### Work to be completed
Give back every line of the entries below word for word, leaving nothing out and changing nothing.

### Information provided

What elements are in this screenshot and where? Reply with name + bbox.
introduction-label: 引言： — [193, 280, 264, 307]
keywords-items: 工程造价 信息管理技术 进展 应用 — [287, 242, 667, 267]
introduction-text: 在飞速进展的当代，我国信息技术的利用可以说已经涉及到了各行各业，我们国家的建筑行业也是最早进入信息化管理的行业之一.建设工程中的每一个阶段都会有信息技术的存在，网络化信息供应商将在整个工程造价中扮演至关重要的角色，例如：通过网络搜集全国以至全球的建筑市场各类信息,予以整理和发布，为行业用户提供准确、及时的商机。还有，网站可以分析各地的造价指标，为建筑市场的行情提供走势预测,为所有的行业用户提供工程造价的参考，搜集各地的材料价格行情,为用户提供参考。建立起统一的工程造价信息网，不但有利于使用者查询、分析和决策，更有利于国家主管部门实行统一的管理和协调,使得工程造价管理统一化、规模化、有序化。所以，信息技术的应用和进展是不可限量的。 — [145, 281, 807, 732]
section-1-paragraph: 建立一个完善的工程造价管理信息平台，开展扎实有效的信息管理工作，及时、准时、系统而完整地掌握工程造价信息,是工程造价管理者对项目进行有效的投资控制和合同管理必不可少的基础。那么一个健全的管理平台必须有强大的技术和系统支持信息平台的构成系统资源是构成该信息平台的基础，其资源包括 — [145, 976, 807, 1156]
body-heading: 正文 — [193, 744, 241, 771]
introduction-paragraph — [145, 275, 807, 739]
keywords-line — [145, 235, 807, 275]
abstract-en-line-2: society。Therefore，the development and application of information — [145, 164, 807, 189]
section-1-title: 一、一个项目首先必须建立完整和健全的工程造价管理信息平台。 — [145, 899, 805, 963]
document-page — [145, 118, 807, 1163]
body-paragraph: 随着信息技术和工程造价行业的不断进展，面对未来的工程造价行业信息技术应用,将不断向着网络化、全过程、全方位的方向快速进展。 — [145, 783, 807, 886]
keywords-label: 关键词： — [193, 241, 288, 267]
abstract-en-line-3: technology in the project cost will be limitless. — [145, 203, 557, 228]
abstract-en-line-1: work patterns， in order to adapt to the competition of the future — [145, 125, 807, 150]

### Answer to the task
What elements are in this screenshot and where? Reply with name + bbox.
introduction-label: 引言： — [193, 280, 264, 307]
keywords-items: 工程造价 信息管理技术 进展 应用 — [287, 242, 667, 267]
introduction-text: 在飞速进展的当代，我国信息技术的利用可以说已经涉及到了各行各业，我们国家的建筑行业也是最早进入信息化管理的行业之一.建设工程中的每一个阶段都会有信息技术的存在，网络化信息供应商将在整个工程造价中扮演至关重要的角色，例如：通过网络搜集全国以至全球的建筑市场各类信息,予以整理和发布，为行业用户提供准确、及时的商机。还有，网站可以分析各地的造价指标，为建筑市场的行情提供走势预测,为所有的行业用户提供工程造价的参考，搜集各地的材料价格行情,为用户提供参考。建立起统一的工程造价信息网，不但有利于使用者查询、分析和决策，更有利于国家主管部门实行统一的管理和协调,使得工程造价管理统一化、规模化、有序化。所以，信息技术的应用和进展是不可限量的。 — [145, 281, 807, 732]
section-1-paragraph: 建立一个完善的工程造价管理信息平台，开展扎实有效的信息管理工作，及时、准时、系统而完整地掌握工程造价信息,是工程造价管理者对项目进行有效的投资控制和合同管理必不可少的基础。那么一个健全的管理平台必须有强大的技术和系统支持信息平台的构成系统资源是构成该信息平台的基础，其资源包括 — [145, 976, 807, 1156]
body-heading: 正文 — [193, 744, 241, 771]
introduction-paragraph — [145, 275, 807, 739]
keywords-line — [145, 235, 807, 275]
abstract-en-line-2: society。Therefore，the development and application of information — [145, 164, 807, 189]
section-1-title: 一、一个项目首先必须建立完整和健全的工程造价管理信息平台。 — [145, 899, 805, 963]
document-page — [145, 118, 807, 1163]
body-paragraph: 随着信息技术和工程造价行业的不断进展，面对未来的工程造价行业信息技术应用,将不断向着网络化、全过程、全方位的方向快速进展。 — [145, 783, 807, 886]
keywords-label: 关键词： — [193, 241, 288, 267]
abstract-en-line-3: technology in the project cost will be limitless. — [145, 203, 557, 228]
abstract-en-line-1: work patterns， in order to adapt to the competition of the future — [145, 125, 807, 150]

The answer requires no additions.